SELECTED EXCERPT.

[Begin]

The Paris Agreement’s primary goal – to limit global warming to well below 2°C and as close to 1.5°C as possible to prevent dangerous tipping points in the climate system – means that global emissions must peak soon then be driven down very rapidly.
Yet greenhouse gas concentrations in the atmosphere and global average temperatures continue rising, underlining the urgent task in front of the two-week COP 22 conference in Marrakech, beginning November 7.
“Climate action – faster, smarter, bigger, and better – reduces the greenhouse gas emissions, which drive climate change and at the same time catalyzes the clean power economies and climate-resilient societies that are the foundation on which the future health, wealth, and well-being of all people now depend,” said Ms. Espinosa.
Last year, countries of the world constructed a fresh, integrated vision for the future that rests firmly on the Paris Agreement, the 2030 Agenda for Sustainable Development and the Sendai Framework, for Disaster Risk Reduction. The Agreement’s early entry into force has focused minds on completing the fundamental work and confirming the key requirements that will allow countries together to implement Paris’s goals at the required scale and speed. In Marrakech, that includes several important issues.
Marrakech will host the first meeting of the Paris Agreement’s governing body, known as the CMA. This is a moment of celebration but also of reflection on the task ahead and a point where governments recommit to the new agenda of rapid implementation.
Work will continue in Marrakech to complete the details of a transparent global regime, or rulebook, which will account for, review, and underpin greater action by all sides. The early entry into force of the Agreement calls for a speedy completion of the rulebook, ideally by 2018.
Marrakech also gives developed countries the opportunity to present their roadmap to mobilize the pledged 100 billion dollars in annual support to developing countries by 2020.

[End]

DATASET RECORDS.
[Begin]

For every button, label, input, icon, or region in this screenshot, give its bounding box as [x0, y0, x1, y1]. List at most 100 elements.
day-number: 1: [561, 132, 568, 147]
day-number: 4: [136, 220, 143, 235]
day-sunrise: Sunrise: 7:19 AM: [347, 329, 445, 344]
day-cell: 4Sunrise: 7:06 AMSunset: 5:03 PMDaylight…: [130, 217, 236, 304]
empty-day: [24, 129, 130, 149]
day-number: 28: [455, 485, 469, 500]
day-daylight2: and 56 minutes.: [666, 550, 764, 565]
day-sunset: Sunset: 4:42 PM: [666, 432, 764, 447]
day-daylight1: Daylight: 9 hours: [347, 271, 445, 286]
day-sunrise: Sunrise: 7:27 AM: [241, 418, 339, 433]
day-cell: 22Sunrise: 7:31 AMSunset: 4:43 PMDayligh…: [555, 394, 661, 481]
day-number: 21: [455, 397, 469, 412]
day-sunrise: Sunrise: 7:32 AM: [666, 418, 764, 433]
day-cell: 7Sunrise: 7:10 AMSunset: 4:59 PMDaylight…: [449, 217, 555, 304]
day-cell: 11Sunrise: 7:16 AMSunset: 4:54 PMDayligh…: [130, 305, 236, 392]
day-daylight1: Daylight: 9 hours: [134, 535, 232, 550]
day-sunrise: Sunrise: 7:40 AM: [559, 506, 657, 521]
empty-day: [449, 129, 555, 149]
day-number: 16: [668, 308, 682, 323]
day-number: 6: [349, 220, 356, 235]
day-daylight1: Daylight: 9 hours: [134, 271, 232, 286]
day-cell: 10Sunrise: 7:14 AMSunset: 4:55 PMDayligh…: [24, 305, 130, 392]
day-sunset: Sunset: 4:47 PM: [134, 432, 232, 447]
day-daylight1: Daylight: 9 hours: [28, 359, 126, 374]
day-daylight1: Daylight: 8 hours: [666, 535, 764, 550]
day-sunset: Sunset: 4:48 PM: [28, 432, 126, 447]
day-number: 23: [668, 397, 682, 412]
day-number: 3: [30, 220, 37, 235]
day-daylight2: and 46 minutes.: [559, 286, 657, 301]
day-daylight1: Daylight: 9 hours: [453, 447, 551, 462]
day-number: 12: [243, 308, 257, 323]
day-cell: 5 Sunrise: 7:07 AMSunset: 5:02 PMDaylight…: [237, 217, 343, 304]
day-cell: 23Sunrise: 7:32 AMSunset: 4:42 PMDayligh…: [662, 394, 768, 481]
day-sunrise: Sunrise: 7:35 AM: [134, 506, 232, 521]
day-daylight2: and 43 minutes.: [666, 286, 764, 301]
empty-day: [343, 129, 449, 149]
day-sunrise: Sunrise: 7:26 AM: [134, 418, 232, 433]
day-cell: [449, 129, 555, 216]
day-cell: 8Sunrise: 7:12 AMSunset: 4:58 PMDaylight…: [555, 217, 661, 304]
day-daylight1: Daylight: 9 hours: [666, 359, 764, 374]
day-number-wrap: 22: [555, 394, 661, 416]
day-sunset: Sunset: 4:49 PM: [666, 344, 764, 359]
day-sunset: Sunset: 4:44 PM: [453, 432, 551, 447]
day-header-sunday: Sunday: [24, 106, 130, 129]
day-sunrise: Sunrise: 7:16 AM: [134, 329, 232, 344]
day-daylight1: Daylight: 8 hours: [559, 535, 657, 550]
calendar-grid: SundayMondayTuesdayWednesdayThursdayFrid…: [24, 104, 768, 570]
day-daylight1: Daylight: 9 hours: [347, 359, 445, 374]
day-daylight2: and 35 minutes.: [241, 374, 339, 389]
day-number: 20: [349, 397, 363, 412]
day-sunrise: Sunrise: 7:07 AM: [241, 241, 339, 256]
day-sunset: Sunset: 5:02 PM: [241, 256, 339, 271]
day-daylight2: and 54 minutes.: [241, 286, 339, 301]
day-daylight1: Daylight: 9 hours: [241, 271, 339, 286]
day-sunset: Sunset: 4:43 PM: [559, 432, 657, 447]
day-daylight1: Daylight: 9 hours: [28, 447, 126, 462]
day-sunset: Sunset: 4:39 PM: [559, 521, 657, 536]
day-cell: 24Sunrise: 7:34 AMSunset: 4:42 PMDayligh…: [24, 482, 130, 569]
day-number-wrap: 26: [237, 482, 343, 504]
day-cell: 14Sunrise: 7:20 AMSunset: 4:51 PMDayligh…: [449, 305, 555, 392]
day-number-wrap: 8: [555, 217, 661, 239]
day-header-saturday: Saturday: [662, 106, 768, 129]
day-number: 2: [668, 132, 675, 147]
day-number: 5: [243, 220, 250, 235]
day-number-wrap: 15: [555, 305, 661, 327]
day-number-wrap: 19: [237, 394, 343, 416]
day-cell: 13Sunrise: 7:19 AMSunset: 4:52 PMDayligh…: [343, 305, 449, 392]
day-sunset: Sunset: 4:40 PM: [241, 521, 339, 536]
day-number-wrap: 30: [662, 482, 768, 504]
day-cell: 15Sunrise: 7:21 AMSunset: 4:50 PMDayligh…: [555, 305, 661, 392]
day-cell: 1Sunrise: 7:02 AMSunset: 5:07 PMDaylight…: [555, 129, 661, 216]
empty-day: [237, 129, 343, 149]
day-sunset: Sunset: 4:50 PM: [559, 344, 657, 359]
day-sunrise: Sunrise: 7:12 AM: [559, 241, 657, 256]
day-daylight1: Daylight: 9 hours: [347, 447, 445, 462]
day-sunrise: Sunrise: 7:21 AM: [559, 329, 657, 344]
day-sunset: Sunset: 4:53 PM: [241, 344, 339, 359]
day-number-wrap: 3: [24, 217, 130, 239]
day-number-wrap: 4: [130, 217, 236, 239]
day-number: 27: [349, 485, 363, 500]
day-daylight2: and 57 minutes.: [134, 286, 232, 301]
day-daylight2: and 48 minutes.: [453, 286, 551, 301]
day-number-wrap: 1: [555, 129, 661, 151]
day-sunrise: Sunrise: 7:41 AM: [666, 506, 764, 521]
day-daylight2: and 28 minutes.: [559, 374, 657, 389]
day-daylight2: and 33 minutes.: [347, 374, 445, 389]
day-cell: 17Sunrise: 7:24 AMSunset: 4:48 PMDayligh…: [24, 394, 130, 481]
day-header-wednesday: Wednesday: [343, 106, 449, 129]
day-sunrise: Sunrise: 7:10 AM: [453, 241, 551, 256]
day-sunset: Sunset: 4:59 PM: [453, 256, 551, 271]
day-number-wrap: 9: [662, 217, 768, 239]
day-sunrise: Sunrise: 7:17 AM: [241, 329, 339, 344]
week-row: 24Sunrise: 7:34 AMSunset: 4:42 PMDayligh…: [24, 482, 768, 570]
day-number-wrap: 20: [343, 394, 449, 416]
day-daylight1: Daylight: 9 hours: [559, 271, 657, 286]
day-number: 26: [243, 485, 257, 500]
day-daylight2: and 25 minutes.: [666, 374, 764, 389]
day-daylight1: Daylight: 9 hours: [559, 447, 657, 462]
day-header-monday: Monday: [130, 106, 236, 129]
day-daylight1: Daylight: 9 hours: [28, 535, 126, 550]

[End]

THE PROBLEM.
Reproduce the passage above about the COP 22 conference in Marrakech word for word, from start to finish.

TASK OUTPUT.
The Paris Agreement’s primary goal – to limit global warming to well below 2°C and as close to 1.5°C as possible to prevent dangerous tipping points in the climate system – means that global emissions must peak soon then be driven down very rapidly.
Yet greenhouse gas concentrations in the atmosphere and global average temperatures continue rising, underlining the urgent task in front of the two-week COP 22 conference in Marrakech, beginning November 7.
“Climate action – faster, smarter, bigger, and better – reduces the greenhouse gas emissions, which drive climate change and at the same time catalyzes the clean power economies and climate-resilient societies that are the foundation on which the future health, wealth, and well-being of all people now depend,” said Ms. Espinosa.
Last year, countries of the world constructed a fresh, integrated vision for the future that rests firmly on the Paris Agreement, the 2030 Agenda for Sustainable Development and the Sendai Framework, for Disaster Risk Reduction. The Agreement’s early entry into force has focused minds on completing the fundamental work and confirming the key requirements that will allow countries together to implement Paris’s goals at the required scale and speed. In Marrakech, that includes several important issues.
Marrakech will host the first meeting of the Paris Agreement’s governing body, known as the CMA. This is a moment of celebration but also of reflection on the task ahead and a point where governments recommit to the new agenda of rapid implementation.
Work will continue in Marrakech to complete the details of a transparent global regime, or rulebook, which will account for, review, and underpin greater action by all sides. The early entry into force of the Agreement calls for a speedy completion of the rulebook, ideally by 2018.
Marrakech also gives developed countries the opportunity to present their roadmap to mobilize the pledged 100 billion dollars in annual support to developing countries by 2020.